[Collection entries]
>>>
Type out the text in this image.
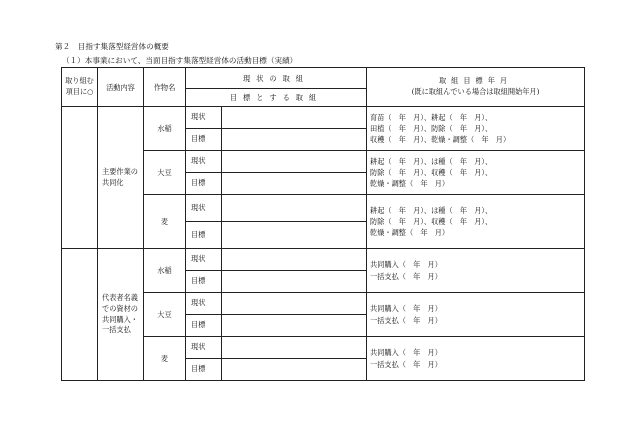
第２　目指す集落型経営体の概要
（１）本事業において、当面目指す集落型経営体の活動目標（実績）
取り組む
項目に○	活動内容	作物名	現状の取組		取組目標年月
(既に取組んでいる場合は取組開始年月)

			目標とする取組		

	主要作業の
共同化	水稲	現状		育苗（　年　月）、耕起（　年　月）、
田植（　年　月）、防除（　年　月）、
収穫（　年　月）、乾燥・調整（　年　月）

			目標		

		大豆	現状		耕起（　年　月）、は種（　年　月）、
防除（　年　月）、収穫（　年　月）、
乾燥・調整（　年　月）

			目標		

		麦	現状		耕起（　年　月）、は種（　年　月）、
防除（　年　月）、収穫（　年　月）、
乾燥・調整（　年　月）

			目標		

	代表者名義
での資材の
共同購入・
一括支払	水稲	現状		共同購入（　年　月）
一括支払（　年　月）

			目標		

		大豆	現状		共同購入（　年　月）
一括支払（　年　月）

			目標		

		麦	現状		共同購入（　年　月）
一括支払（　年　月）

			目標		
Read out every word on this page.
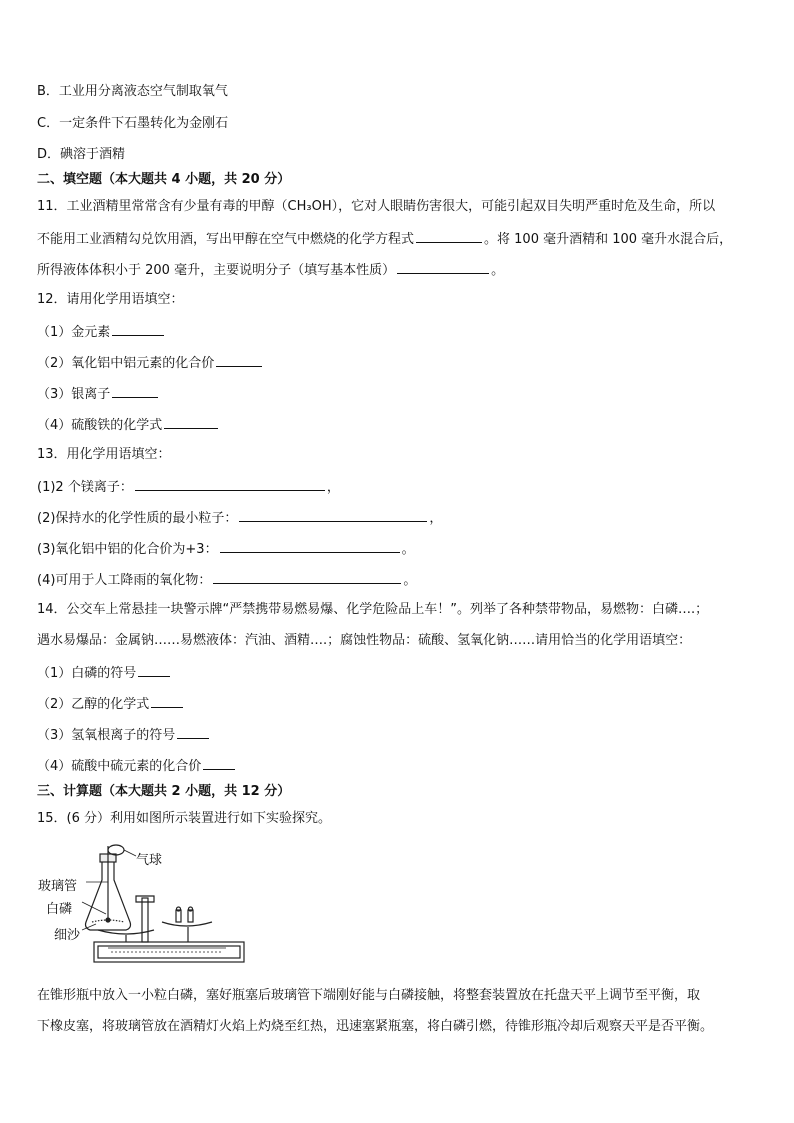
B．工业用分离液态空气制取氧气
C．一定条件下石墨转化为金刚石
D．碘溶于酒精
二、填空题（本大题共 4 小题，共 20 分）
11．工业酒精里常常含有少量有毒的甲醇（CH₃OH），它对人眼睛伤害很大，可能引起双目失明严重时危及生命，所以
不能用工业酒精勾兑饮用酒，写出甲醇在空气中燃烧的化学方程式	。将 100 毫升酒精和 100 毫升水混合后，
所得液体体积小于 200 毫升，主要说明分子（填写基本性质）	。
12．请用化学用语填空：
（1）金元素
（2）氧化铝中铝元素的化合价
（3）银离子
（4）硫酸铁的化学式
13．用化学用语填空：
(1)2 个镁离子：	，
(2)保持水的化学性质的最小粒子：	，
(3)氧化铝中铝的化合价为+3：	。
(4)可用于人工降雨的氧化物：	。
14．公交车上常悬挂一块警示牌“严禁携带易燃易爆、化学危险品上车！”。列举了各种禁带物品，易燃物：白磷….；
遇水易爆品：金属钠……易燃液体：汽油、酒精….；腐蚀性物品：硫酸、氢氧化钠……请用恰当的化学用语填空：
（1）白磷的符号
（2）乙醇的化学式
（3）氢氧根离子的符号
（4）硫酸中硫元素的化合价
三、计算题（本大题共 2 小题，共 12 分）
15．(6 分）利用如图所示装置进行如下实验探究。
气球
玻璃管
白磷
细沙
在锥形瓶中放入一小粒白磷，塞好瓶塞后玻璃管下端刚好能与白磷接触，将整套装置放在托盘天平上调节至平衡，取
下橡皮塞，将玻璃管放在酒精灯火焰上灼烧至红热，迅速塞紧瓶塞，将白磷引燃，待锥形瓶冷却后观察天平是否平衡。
<<<
>>>
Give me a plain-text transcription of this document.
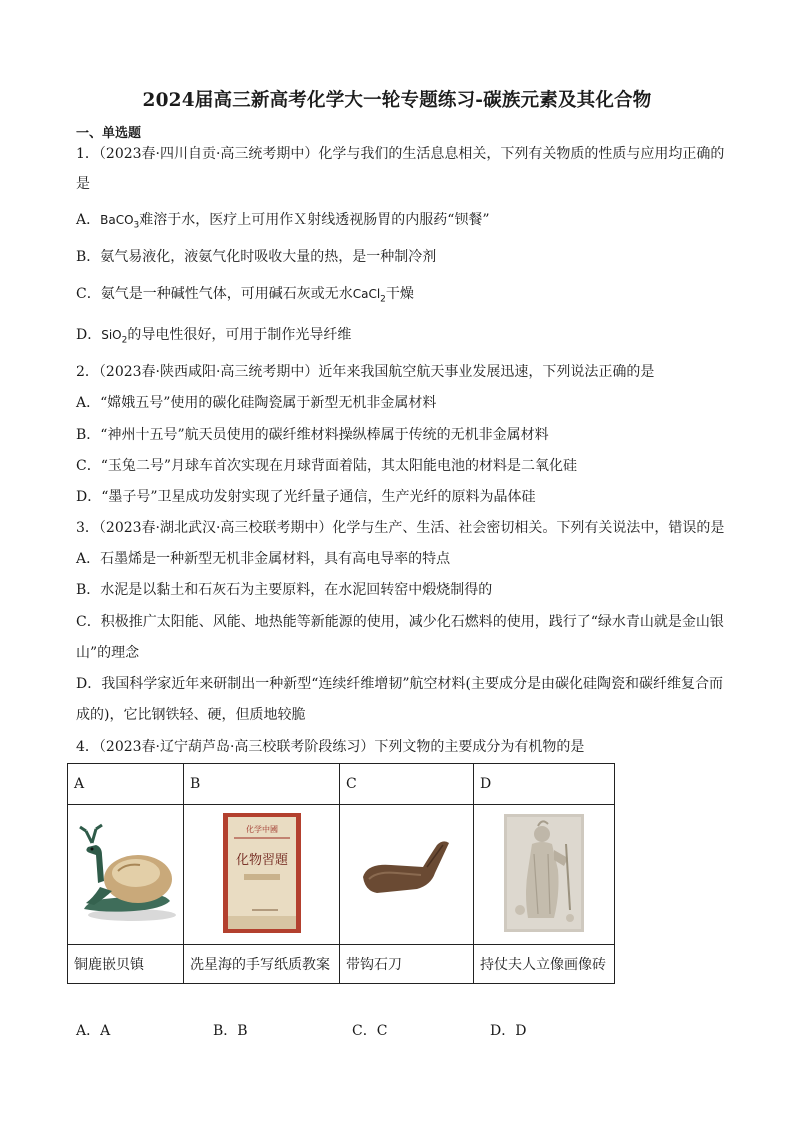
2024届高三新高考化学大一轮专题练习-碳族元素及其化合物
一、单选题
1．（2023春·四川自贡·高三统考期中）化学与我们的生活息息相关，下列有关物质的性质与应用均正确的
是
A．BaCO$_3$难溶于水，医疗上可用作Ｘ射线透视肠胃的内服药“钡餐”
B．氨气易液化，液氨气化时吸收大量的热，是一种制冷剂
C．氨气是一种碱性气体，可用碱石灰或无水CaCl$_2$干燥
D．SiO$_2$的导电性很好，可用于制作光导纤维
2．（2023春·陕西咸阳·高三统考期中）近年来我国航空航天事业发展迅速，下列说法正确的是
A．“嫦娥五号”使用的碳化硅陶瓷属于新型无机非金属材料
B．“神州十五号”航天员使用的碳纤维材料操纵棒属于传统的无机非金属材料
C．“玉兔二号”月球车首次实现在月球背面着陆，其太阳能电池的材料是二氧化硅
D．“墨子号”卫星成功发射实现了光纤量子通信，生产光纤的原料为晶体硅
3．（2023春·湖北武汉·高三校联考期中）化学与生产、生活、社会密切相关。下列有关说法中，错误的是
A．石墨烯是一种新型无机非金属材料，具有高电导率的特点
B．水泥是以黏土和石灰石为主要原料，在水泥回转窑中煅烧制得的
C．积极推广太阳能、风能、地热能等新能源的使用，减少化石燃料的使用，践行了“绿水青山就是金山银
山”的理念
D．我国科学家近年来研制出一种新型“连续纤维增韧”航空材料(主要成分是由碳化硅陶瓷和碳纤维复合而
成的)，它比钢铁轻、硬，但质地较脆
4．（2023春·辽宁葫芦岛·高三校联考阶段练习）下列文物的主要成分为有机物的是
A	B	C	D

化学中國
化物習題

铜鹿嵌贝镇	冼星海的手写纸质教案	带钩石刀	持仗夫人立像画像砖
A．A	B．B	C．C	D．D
<<<
● **Objective**: Where a line above includes "text", copy that line.

● **Result of the task**:
Type out the text in this image.
Give me a plain-text transcription of this document.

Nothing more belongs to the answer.